▶ [EXERCISE AIM]: State how many lines contain the string "Temp", and write nothing else.

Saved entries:
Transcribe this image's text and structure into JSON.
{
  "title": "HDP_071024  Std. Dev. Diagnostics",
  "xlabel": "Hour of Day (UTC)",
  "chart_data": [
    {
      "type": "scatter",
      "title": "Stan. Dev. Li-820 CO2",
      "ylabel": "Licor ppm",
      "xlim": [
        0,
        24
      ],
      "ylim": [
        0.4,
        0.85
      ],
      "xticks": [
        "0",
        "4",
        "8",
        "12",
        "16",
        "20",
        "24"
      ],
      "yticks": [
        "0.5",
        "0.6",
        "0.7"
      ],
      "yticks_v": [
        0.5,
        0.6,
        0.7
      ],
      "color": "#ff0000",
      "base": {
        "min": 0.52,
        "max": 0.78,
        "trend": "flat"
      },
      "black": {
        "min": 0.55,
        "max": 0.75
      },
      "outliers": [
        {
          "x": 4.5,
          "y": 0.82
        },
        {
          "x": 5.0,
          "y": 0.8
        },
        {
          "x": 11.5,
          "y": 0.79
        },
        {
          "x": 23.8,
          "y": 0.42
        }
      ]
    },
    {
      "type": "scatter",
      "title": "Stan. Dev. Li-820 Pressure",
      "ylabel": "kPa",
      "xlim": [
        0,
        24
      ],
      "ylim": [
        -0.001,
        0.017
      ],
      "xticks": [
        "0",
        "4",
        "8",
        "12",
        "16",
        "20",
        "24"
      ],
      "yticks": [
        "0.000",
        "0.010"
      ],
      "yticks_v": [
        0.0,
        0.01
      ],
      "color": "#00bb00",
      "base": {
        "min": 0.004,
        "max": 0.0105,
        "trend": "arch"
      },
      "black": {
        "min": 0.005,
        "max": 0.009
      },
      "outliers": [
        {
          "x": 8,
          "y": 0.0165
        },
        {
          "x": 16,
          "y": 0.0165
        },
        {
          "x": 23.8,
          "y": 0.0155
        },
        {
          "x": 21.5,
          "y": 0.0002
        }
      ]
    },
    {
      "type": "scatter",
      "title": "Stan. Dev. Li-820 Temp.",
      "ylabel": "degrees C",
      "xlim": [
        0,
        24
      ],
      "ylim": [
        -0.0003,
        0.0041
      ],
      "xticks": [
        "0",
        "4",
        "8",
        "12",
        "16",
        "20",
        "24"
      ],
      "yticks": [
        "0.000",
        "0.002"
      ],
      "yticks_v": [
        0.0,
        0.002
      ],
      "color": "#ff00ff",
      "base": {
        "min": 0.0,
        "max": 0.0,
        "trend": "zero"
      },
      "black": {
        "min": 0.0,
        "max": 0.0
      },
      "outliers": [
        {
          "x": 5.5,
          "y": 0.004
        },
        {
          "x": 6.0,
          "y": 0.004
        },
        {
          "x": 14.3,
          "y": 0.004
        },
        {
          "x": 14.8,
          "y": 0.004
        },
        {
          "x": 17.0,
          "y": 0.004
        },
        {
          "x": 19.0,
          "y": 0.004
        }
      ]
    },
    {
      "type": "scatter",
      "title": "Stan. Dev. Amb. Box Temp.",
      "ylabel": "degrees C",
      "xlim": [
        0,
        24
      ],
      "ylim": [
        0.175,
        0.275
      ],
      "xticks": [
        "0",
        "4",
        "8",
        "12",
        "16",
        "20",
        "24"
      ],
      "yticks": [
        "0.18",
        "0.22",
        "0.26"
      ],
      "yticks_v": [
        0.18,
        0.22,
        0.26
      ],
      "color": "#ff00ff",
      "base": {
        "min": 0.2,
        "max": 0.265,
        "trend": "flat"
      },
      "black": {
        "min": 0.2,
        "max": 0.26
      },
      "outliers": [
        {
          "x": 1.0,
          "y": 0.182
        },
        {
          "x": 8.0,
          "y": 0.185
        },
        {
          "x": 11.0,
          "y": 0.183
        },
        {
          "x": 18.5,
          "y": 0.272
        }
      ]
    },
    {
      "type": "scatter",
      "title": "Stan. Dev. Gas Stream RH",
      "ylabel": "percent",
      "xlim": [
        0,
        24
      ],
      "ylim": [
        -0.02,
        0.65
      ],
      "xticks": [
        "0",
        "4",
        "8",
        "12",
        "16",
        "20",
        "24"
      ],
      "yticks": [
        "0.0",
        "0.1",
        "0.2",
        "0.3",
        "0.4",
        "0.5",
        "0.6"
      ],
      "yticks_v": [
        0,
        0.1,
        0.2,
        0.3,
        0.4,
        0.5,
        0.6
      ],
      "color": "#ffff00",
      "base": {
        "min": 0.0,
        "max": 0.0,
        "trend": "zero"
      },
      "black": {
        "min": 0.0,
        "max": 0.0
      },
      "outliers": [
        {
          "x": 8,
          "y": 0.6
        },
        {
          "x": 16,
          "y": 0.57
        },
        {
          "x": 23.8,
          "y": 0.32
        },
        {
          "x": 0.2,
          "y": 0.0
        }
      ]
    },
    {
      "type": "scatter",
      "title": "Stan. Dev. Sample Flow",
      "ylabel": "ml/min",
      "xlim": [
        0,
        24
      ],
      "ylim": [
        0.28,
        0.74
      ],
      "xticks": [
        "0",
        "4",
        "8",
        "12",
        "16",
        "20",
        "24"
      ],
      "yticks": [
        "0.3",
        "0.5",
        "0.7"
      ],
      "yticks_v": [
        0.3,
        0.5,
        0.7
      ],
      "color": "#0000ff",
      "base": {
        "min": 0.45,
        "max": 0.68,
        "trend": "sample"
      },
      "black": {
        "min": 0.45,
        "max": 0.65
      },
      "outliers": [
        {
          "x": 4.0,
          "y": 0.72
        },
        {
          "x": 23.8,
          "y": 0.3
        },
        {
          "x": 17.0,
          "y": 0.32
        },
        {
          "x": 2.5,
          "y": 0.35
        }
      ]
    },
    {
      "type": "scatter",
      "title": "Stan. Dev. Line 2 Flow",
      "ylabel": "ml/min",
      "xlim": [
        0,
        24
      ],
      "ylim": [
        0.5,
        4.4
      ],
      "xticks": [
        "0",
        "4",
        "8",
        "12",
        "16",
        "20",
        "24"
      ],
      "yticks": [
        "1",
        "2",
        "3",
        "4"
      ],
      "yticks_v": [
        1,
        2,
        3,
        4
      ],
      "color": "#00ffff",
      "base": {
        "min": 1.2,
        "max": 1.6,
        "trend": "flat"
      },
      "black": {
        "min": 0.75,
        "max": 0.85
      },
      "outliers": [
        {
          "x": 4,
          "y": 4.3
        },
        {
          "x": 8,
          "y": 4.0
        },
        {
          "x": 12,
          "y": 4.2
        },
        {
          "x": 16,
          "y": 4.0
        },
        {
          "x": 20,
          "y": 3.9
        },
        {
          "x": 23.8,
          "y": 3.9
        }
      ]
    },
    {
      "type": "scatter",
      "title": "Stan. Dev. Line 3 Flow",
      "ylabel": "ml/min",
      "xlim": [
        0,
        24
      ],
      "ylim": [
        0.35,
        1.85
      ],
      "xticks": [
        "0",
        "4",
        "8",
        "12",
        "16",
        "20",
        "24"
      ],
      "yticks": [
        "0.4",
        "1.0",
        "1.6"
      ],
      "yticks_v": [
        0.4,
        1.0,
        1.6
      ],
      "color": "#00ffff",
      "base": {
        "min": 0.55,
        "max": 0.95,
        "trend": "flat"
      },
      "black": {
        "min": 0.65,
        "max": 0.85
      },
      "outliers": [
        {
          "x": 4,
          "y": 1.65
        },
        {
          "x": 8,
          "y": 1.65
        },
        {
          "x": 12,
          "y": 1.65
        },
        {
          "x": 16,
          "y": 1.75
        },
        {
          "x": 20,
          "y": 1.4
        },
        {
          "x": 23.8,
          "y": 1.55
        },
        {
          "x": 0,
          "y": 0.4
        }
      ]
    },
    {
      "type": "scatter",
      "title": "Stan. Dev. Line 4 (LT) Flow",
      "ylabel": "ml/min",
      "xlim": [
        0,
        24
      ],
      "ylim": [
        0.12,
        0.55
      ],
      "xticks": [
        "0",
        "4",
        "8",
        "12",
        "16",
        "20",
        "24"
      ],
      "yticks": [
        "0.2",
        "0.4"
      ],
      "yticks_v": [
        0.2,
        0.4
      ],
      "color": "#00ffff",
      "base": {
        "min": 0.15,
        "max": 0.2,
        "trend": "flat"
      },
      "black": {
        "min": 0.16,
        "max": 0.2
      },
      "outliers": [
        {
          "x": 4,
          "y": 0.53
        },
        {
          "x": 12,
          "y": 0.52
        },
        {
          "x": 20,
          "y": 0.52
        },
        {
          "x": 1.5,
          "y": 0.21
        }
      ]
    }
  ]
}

▶ [REPLY]: 2